Figure dataset records
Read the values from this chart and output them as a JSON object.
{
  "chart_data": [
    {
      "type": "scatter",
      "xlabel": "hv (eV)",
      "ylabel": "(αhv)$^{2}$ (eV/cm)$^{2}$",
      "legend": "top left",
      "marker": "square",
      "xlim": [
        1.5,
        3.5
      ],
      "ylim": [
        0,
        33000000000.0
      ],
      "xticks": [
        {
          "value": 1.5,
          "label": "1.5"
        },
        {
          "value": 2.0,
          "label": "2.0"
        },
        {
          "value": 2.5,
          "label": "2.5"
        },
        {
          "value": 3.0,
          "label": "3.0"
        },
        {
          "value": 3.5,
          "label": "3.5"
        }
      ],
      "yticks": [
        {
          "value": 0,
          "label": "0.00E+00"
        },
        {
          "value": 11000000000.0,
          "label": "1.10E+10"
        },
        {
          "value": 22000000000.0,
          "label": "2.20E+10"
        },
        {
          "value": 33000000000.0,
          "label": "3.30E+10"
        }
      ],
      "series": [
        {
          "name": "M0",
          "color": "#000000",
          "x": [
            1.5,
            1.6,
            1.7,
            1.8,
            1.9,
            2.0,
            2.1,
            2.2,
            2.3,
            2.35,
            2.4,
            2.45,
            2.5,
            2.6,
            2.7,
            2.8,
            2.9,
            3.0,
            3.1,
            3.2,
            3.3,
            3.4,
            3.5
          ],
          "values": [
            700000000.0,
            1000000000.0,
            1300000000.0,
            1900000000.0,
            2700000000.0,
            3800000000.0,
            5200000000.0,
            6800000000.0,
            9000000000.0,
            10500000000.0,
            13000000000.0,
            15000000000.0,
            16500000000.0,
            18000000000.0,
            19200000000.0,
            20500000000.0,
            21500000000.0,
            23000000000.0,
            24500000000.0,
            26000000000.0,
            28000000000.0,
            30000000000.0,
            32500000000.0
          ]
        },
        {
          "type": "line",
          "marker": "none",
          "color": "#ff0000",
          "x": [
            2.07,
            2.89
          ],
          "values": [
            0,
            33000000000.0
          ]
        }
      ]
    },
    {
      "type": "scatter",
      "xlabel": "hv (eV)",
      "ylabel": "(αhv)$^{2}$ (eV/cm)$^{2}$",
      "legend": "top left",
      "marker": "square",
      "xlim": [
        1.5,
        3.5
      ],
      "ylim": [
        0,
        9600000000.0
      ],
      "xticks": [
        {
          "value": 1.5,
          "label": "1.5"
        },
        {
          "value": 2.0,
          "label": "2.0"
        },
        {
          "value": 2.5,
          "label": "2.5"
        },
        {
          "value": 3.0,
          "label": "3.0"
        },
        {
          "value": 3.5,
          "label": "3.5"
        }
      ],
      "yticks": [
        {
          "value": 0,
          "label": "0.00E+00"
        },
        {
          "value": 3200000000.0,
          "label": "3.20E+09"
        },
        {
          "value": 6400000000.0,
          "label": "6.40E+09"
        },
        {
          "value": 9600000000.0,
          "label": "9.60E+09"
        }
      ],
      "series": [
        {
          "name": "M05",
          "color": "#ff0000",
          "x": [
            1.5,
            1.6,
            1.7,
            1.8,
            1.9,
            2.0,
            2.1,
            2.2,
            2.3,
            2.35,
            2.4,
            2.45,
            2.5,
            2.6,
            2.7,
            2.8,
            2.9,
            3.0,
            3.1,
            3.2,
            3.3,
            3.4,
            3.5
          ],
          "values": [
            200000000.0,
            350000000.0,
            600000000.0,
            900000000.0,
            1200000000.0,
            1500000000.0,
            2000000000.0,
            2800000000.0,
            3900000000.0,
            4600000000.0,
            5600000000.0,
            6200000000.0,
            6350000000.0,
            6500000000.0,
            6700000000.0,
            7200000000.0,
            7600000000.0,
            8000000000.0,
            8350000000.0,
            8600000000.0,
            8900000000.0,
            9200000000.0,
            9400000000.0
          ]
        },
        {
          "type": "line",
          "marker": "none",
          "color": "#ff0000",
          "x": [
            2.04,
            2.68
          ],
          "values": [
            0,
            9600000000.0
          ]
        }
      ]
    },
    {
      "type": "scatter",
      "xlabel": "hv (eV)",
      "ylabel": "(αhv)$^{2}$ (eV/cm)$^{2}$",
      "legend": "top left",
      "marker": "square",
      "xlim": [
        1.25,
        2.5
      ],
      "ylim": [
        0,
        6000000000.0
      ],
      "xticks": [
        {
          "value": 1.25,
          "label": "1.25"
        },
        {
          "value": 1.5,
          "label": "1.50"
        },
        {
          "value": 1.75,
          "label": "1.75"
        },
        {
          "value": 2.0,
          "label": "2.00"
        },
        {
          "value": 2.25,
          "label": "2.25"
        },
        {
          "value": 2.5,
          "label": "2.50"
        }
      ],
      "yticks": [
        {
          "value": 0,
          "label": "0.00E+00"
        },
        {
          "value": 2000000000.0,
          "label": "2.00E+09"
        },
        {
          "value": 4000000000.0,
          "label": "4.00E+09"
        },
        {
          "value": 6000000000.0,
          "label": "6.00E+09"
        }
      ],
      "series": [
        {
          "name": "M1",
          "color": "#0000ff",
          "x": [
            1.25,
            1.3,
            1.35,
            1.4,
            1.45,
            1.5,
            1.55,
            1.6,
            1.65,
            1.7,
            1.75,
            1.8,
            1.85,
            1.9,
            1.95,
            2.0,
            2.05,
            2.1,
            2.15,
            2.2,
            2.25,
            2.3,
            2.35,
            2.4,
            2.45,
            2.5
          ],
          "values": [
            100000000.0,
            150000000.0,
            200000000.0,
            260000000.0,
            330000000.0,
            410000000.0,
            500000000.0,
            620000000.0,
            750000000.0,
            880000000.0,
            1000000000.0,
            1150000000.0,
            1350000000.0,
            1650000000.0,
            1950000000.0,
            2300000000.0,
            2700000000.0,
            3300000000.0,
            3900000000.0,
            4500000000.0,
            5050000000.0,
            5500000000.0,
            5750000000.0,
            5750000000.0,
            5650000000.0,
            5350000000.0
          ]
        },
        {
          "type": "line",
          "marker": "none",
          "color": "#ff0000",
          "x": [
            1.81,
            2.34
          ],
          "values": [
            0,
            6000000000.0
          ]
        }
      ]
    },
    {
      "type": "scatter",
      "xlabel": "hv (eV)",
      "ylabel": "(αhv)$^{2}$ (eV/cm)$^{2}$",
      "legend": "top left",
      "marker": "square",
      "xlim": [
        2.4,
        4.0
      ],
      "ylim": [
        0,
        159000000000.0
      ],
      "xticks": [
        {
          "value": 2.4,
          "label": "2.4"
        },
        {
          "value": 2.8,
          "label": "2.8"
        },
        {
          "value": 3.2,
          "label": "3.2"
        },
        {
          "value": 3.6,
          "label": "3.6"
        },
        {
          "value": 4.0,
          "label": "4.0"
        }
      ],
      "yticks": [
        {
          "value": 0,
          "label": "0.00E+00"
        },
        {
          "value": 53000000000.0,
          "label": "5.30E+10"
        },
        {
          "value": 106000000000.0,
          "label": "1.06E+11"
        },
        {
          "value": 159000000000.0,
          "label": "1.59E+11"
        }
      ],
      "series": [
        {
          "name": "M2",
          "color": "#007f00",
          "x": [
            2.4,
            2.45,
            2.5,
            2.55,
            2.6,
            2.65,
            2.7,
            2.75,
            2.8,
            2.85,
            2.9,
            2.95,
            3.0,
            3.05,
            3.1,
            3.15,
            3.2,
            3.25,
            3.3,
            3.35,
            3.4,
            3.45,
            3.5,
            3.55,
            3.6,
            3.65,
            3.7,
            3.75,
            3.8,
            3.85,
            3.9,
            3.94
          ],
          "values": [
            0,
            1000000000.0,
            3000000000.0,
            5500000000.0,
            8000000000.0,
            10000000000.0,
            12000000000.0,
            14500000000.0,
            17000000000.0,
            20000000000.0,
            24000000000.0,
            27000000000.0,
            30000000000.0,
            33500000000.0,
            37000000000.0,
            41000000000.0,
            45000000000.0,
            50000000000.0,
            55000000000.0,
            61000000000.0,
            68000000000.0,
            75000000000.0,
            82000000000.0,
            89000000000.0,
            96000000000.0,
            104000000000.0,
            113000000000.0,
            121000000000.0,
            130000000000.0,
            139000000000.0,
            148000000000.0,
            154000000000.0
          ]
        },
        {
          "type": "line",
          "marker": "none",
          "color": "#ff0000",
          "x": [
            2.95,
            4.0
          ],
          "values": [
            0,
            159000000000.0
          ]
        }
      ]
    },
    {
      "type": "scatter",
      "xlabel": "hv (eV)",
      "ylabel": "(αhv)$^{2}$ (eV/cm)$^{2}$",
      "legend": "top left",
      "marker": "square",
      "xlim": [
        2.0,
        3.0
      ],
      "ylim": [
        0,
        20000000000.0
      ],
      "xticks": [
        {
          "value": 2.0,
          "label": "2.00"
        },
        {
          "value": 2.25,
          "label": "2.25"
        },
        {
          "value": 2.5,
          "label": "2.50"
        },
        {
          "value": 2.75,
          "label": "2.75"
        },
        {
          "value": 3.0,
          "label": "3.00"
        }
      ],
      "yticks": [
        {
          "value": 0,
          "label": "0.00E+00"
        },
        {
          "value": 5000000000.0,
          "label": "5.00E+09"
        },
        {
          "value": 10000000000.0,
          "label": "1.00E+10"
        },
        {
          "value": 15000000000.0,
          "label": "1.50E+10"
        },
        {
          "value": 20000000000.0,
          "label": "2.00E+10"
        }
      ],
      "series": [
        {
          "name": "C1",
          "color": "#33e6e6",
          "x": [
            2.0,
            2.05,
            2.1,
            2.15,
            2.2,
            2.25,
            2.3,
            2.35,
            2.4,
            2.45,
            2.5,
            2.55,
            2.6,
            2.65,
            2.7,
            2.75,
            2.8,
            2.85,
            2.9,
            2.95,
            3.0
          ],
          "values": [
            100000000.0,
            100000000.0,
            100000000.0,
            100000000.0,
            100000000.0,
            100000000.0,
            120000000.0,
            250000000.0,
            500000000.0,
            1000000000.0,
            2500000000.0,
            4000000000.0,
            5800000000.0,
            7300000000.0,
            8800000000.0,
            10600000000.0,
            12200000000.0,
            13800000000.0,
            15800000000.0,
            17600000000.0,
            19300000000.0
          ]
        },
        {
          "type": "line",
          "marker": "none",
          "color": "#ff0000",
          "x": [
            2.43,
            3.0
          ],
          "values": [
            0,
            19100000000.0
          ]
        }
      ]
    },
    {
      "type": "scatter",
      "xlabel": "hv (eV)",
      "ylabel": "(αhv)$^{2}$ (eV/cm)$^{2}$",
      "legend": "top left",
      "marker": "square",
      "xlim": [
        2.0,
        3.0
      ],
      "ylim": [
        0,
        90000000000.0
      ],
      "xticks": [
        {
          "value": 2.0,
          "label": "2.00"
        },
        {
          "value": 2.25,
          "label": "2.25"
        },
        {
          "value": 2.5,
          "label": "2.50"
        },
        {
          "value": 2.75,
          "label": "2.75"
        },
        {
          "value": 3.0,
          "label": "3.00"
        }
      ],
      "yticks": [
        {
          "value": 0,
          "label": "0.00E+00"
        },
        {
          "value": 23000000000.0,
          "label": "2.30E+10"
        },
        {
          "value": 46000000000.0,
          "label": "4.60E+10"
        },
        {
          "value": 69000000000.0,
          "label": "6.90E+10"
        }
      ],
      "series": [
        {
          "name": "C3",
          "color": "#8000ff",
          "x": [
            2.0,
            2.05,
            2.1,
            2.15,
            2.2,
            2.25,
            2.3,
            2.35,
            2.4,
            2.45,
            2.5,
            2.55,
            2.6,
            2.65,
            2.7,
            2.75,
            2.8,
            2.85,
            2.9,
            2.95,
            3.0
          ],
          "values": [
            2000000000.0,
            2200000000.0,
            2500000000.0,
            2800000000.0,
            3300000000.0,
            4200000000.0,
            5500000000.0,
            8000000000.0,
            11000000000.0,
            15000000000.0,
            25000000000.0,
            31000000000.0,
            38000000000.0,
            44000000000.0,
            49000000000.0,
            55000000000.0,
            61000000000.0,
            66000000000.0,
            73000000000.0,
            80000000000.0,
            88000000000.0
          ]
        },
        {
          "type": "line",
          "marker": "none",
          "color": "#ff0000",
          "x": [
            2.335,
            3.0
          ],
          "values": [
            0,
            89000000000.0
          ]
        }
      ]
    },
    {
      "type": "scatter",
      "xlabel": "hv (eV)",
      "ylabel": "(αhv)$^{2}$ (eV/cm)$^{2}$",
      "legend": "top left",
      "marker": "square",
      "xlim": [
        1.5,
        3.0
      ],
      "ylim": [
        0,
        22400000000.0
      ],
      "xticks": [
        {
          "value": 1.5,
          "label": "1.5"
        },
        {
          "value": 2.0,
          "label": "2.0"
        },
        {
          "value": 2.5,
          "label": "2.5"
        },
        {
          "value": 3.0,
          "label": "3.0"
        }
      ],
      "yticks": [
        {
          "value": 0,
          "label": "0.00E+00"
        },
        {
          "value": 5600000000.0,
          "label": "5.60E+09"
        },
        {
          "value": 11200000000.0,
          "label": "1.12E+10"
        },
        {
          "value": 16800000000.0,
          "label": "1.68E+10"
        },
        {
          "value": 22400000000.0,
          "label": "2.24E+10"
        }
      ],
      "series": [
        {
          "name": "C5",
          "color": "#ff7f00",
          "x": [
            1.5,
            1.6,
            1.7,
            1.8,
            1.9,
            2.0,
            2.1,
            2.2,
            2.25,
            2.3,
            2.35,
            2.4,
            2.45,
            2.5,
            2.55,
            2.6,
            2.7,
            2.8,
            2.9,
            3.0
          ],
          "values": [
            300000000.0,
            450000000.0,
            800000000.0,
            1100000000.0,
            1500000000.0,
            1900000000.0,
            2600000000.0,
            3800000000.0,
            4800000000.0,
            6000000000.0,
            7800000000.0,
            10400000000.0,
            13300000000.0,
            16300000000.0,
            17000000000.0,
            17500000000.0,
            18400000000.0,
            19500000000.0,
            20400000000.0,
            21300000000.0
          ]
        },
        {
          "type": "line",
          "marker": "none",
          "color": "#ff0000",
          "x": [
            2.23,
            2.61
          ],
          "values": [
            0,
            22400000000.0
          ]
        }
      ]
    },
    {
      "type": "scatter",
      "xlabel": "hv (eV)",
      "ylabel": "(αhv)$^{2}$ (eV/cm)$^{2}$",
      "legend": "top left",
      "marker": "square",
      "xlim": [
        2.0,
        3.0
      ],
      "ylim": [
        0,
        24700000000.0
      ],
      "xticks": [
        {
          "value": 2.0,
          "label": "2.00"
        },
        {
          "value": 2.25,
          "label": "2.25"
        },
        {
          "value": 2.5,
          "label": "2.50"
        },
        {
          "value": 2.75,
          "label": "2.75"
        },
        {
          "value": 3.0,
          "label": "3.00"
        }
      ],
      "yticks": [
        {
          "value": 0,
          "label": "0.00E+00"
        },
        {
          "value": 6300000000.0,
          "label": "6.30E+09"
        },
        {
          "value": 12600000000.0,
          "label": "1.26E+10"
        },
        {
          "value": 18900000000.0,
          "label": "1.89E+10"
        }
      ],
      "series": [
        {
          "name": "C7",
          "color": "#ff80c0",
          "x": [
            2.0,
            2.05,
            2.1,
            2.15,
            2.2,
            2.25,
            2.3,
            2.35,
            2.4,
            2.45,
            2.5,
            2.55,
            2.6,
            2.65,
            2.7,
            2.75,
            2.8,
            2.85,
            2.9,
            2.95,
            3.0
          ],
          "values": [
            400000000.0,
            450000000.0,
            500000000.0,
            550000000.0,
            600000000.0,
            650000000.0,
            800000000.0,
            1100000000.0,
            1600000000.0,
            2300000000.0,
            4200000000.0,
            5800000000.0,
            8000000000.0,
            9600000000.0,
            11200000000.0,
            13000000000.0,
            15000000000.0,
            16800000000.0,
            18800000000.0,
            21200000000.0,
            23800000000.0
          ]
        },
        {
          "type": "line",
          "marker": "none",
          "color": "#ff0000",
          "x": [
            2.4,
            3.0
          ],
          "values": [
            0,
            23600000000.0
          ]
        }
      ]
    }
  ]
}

- **WHAT THE TASK REQUIRES**: Collect, from the material above, every line containing the word "name".

- **FINISHED EXERCISE**:
          "name": "M0",
          "name": "M05",
          "name": "M1",
          "name": "M2",
          "name": "C1",
          "name": "C3",
          "name": "C5",
          "name": "C7",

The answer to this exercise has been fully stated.